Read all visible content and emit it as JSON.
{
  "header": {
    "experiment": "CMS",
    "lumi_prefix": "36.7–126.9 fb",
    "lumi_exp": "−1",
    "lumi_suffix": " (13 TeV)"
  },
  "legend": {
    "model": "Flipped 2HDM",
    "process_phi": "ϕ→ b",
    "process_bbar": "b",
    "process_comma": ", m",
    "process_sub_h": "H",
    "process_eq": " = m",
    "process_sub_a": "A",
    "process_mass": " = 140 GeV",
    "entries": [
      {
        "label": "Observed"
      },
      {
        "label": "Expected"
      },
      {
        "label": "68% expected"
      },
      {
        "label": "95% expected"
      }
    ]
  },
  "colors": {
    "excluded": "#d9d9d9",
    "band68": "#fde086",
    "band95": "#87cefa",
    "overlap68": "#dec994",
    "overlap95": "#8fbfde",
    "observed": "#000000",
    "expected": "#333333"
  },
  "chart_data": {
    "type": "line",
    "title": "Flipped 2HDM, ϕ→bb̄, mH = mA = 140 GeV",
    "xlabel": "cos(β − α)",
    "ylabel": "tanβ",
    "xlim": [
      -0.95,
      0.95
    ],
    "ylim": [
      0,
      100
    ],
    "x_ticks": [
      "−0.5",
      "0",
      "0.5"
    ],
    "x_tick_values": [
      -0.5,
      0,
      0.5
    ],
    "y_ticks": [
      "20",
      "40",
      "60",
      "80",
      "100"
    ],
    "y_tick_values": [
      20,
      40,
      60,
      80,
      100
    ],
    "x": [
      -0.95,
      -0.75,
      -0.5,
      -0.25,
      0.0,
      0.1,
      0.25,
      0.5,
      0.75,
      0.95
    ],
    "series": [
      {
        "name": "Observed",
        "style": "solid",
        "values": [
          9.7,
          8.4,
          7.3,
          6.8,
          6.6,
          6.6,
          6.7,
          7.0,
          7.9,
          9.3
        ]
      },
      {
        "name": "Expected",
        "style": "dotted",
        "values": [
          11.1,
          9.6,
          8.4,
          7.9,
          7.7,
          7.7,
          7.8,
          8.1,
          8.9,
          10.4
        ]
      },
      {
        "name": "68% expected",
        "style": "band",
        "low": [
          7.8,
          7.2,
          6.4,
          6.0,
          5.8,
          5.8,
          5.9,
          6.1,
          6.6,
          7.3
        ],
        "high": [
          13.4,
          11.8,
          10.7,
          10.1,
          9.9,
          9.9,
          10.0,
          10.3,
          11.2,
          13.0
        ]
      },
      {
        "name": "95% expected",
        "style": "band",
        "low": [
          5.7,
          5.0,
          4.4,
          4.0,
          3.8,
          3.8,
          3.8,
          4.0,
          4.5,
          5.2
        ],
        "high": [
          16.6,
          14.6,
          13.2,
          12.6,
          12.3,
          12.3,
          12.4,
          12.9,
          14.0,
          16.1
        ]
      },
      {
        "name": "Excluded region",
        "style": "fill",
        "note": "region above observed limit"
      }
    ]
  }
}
^^^^^^^^
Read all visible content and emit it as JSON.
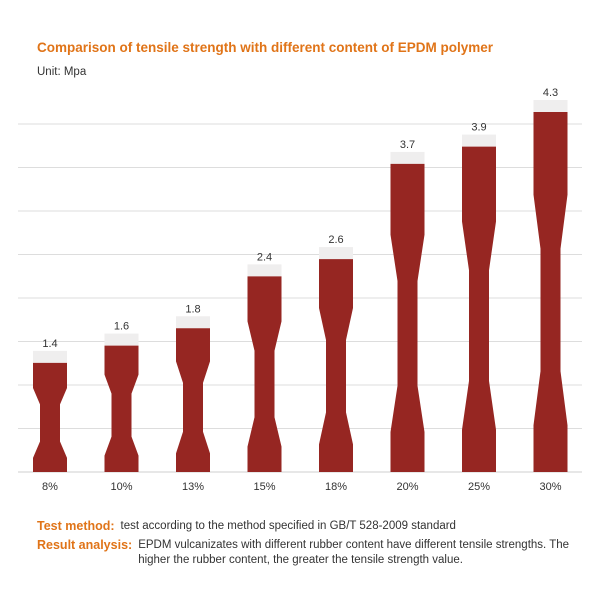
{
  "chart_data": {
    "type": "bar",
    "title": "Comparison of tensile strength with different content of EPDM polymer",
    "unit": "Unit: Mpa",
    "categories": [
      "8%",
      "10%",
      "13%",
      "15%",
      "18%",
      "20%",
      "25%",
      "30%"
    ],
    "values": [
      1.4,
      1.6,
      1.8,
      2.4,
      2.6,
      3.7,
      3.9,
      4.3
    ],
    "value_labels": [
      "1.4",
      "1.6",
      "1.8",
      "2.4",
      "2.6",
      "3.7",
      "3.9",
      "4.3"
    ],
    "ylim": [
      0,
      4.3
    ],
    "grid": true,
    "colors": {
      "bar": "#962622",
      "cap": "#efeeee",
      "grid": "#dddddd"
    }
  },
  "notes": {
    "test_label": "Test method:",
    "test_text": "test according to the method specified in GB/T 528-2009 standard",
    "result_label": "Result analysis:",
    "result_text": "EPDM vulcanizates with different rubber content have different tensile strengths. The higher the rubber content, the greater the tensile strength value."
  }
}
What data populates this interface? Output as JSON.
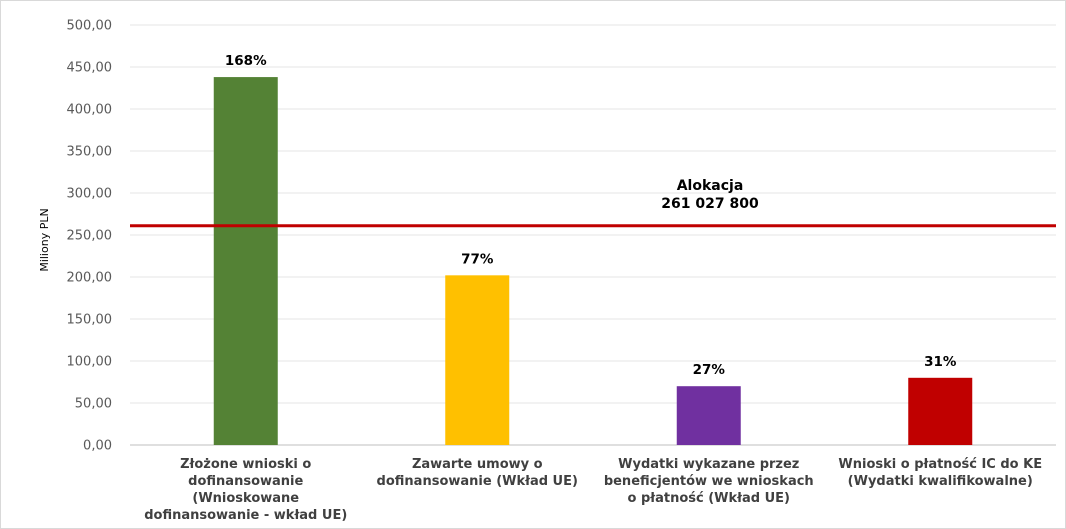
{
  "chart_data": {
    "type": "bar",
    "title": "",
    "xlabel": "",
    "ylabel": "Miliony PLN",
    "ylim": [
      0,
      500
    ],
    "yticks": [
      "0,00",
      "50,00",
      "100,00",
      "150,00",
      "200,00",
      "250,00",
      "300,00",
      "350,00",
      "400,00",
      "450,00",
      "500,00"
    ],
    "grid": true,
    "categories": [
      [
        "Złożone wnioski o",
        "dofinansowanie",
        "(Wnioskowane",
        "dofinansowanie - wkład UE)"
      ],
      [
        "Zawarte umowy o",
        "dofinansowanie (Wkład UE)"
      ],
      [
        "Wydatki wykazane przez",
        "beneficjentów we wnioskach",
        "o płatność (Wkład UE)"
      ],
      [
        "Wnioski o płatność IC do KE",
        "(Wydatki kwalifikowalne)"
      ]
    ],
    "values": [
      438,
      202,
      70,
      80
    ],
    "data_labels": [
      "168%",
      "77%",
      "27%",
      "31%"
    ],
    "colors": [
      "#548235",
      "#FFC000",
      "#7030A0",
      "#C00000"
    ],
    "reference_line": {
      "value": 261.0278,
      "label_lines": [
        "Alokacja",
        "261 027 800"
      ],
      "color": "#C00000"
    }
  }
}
^^^^^^^^
SHORT PROBLEM -
What is the number of lines holding the word "Flipped"? State it alone.

WRITTEN RESPONSE -
2